▶ [TASK DESCRIPTION] Can you convert the records, from the start of the records up to and including the line with "The line 307 is at (653, 105).", into a two-column CSV with the columns description and locations? Each record should get one row, with its text and its answer each in a single quoted field and line breaks replaced by spaces.
[start]
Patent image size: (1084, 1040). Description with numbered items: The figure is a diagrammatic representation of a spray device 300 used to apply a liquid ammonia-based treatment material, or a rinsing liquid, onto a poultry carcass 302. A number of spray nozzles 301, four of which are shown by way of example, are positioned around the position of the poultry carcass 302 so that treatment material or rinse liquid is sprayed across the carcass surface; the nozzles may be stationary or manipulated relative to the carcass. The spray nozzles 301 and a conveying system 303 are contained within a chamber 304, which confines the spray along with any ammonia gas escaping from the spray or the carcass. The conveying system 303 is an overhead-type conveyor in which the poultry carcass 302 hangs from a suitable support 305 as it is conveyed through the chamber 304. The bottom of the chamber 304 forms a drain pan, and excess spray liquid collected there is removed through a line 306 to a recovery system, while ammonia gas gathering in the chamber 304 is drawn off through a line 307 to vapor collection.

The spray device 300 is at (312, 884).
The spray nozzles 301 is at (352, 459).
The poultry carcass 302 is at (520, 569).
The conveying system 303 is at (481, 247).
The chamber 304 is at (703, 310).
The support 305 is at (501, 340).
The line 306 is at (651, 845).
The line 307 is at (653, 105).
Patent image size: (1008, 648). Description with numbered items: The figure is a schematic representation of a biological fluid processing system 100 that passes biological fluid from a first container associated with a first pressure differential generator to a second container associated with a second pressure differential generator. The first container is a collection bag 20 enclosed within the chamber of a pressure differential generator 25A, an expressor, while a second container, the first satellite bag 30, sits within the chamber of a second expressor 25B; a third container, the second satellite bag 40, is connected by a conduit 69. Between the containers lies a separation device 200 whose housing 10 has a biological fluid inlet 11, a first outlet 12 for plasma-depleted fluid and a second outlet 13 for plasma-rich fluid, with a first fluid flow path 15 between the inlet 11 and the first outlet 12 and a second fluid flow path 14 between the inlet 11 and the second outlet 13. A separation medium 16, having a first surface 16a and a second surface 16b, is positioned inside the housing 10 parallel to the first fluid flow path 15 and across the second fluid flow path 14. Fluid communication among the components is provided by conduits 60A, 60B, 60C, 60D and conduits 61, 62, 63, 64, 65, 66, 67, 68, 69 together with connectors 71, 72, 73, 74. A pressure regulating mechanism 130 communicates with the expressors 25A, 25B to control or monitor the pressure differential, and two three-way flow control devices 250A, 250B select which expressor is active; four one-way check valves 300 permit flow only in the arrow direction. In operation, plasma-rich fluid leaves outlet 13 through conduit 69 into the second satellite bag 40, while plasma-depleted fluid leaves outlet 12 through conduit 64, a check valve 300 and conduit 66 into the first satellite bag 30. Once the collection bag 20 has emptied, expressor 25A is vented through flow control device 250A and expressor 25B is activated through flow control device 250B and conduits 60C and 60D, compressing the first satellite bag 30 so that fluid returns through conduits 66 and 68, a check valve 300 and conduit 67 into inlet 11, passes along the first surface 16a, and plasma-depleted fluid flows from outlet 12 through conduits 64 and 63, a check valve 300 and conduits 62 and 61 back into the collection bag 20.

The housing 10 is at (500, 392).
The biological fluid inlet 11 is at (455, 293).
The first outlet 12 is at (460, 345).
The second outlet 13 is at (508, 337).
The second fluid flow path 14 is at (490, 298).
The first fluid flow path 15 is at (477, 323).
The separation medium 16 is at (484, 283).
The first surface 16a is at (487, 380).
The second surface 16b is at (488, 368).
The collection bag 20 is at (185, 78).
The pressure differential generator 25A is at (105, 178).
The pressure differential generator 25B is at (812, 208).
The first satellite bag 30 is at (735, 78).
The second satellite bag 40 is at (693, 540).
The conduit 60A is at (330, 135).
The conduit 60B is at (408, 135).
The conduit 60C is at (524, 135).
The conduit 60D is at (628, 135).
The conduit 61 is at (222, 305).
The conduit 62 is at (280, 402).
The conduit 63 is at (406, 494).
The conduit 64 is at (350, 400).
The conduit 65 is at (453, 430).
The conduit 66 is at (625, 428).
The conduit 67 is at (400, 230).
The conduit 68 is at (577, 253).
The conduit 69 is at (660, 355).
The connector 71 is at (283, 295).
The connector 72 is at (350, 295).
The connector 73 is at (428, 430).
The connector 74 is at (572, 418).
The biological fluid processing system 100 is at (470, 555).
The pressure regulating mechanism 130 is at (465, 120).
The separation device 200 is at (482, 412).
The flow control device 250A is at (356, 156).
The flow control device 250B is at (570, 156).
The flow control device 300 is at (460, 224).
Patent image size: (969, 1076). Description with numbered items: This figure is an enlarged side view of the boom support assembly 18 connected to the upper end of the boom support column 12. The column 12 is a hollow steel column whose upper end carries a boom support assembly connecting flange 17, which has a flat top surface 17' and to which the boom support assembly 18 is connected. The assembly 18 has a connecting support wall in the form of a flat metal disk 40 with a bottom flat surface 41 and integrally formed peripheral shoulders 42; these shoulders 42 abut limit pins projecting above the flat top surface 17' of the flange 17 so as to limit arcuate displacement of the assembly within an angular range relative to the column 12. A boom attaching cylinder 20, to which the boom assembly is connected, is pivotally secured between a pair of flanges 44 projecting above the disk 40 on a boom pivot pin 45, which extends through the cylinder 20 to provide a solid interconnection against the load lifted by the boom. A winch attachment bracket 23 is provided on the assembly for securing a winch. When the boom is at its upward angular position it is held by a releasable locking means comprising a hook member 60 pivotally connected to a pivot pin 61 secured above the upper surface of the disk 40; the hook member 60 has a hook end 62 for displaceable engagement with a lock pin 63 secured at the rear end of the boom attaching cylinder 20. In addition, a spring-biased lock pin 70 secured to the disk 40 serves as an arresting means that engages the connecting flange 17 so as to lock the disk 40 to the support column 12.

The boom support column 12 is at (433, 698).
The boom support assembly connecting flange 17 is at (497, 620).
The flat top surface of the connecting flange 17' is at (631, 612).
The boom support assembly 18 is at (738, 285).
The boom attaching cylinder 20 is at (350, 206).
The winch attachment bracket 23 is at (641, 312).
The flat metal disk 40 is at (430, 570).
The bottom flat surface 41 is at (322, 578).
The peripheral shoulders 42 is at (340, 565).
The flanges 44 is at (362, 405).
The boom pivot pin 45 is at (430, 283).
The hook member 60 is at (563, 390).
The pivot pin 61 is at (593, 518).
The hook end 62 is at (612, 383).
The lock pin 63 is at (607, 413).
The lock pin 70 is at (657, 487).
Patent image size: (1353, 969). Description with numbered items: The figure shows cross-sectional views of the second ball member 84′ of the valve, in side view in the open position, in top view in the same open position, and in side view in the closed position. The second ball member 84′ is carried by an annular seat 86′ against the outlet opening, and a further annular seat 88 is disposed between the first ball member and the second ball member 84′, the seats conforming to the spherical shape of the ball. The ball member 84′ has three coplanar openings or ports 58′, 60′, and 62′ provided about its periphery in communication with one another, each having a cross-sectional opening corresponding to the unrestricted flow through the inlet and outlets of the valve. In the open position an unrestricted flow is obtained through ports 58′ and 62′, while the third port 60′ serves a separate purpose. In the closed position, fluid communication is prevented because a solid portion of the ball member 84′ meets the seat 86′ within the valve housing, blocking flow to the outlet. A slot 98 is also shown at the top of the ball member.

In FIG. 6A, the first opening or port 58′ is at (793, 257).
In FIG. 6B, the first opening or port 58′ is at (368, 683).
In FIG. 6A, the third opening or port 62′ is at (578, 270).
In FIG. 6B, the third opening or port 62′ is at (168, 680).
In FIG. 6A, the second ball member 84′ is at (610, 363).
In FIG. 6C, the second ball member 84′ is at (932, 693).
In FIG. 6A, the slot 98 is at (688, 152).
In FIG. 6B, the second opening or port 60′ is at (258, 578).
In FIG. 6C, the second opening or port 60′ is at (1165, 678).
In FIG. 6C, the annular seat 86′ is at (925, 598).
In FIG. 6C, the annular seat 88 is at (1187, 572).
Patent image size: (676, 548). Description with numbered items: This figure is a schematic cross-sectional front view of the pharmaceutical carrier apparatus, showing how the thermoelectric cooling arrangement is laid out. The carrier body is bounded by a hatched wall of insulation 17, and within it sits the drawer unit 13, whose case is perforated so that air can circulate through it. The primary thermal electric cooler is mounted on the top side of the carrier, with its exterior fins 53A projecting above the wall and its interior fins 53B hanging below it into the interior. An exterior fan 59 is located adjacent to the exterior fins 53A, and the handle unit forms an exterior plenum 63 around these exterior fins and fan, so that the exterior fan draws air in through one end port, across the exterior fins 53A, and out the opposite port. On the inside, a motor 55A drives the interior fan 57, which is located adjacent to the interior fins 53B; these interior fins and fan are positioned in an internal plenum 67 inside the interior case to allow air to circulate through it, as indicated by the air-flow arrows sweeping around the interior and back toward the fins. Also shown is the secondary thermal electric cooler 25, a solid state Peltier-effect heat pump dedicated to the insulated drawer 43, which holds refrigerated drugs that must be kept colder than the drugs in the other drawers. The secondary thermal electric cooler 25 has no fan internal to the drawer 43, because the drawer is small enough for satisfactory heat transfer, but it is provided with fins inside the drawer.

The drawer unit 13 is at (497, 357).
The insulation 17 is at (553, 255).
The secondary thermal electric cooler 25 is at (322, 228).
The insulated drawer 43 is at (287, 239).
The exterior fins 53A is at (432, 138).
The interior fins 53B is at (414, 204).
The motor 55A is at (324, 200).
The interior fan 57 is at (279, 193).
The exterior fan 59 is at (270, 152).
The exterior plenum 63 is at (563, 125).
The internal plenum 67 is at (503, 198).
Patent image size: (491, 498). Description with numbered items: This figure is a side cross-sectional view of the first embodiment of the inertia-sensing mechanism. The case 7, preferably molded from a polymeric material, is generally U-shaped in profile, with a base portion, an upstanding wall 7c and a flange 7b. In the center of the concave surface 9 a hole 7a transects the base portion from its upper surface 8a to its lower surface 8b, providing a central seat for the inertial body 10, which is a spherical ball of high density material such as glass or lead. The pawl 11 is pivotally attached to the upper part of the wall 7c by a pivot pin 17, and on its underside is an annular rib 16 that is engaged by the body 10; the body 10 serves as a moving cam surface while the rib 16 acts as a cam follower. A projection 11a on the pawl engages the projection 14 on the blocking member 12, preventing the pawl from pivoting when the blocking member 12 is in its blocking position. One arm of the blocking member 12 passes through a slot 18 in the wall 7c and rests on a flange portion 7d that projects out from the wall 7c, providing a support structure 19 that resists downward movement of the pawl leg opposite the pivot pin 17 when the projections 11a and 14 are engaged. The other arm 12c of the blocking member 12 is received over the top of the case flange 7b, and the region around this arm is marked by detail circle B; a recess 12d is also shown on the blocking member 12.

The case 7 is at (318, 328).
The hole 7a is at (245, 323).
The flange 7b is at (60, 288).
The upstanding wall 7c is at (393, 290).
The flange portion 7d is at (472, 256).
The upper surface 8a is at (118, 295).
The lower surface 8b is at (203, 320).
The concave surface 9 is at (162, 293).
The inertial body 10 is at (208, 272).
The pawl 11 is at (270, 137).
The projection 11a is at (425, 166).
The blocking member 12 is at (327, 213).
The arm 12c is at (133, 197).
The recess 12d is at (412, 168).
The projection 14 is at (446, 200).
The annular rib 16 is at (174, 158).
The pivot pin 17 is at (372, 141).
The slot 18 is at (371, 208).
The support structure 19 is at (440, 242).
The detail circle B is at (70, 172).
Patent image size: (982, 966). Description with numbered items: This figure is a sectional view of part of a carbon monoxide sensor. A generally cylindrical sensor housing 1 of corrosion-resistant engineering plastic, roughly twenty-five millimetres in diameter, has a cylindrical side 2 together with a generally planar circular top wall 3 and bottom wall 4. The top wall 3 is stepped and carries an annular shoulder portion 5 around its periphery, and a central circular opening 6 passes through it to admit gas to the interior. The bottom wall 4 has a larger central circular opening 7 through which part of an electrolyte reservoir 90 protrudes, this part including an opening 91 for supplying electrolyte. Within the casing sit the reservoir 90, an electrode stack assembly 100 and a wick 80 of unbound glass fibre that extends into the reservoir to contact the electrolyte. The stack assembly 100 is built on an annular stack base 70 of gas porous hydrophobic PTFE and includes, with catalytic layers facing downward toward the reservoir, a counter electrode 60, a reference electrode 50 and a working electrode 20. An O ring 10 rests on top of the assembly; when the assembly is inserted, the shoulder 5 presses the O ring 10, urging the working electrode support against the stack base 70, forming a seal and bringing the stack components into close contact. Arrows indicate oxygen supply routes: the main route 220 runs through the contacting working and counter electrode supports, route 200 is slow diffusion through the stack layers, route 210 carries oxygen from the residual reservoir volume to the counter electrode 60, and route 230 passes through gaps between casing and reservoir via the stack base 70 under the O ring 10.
[end]
▶ [WRITTEN ANSWER]
description,locations
"Patent image size: (1084, 1040). Description with numbered items: The figure is a diagrammatic representation of a spray device 300 used to apply a liquid ammonia-based treatment material, or a rinsing liquid, onto a poultry carcass 302. A number of spray nozzles 301, four of which are shown by way of example, are positioned around the position of the poultry carcass 302 so that treatment material or rinse liquid is sprayed across the carcass surface; the nozzles may be stationary or manipulated relative to the carcass. The spray nozzles 301 and a conveying system 303 are contained within a chamber 304, which confines the spray along with any ammonia gas escaping from the spray or the carcass. The conveying system 303 is an overhead-type conveyor in which the poultry carcass 302 hangs from a suitable support 305 as it is conveyed through the chamber 304. The bottom of the chamber 304 forms a drain pan, and excess spray liquid collected there is removed through a line 306 to a recovery system, while ammonia gas gathering in the chamber 304 is drawn off through a line 307 to vapor collection.","The spray device 300 is at (312, 884). The spray nozzles 301 is at (352, 459). The poultry carcass 302 is at (520, 569). The conveying system 303 is at (481, 247). The chamber 304 is at (703, 310). The support 305 is at (501, 340). The line 306 is at (651, 845). The line 307 is at (653, 105)."